Without the pictures, write out all the lines below exactly as they appear.

======

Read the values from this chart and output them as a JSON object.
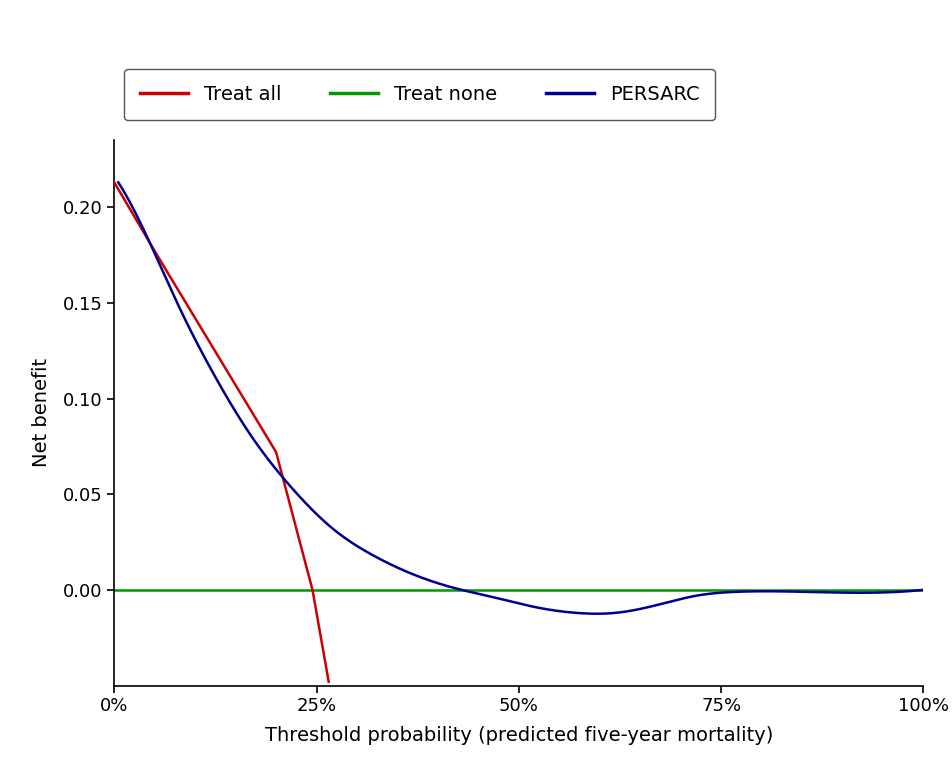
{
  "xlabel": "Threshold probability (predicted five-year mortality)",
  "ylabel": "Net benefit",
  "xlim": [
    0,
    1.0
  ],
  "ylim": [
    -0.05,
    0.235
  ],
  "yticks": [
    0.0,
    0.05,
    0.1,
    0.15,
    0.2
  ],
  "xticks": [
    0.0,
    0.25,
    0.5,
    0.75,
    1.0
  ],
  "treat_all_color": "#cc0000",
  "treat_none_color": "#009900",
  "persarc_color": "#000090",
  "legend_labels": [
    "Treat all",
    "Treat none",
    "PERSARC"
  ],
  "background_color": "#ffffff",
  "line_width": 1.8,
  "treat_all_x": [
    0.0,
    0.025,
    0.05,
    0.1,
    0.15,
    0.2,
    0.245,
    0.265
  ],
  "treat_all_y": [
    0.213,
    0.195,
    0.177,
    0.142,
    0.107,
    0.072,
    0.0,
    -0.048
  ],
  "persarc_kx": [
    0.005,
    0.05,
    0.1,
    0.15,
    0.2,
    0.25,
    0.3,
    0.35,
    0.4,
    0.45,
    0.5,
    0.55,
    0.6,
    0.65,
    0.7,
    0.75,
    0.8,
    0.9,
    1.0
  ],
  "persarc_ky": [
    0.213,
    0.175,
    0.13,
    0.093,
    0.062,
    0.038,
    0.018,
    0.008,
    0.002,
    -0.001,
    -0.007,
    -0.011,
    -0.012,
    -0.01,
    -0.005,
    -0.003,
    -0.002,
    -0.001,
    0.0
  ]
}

======

* [Correct output]
Read the values from this chart and output them as a JSON object.
{
  "xlabel": "Threshold probability (predicted five-year mortality)",
  "ylabel": "Net benefit",
  "xlim": [
    0,
    1.0
  ],
  "ylim": [
    -0.05,
    0.235
  ],
  "yticks": [
    0.0,
    0.05,
    0.1,
    0.15,
    0.2
  ],
  "xticks": [
    0.0,
    0.25,
    0.5,
    0.75,
    1.0
  ],
  "treat_all_color": "#cc0000",
  "treat_none_color": "#009900",
  "persarc_color": "#000090",
  "legend_labels": [
    "Treat all",
    "Treat none",
    "PERSARC"
  ],
  "background_color": "#ffffff",
  "line_width": 1.8,
  "treat_all_x": [
    0.0,
    0.025,
    0.05,
    0.1,
    0.15,
    0.2,
    0.245,
    0.265
  ],
  "treat_all_y": [
    0.213,
    0.195,
    0.177,
    0.142,
    0.107,
    0.072,
    0.0,
    -0.048
  ],
  "persarc_kx": [
    0.005,
    0.05,
    0.1,
    0.15,
    0.2,
    0.25,
    0.3,
    0.35,
    0.4,
    0.45,
    0.5,
    0.55,
    0.6,
    0.65,
    0.7,
    0.75,
    0.8,
    0.9,
    1.0
  ],
  "persarc_ky": [
    0.213,
    0.175,
    0.13,
    0.093,
    0.062,
    0.038,
    0.018,
    0.008,
    0.002,
    -0.001,
    -0.007,
    -0.011,
    -0.012,
    -0.01,
    -0.005,
    -0.003,
    -0.002,
    -0.001,
    0.0
  ]
}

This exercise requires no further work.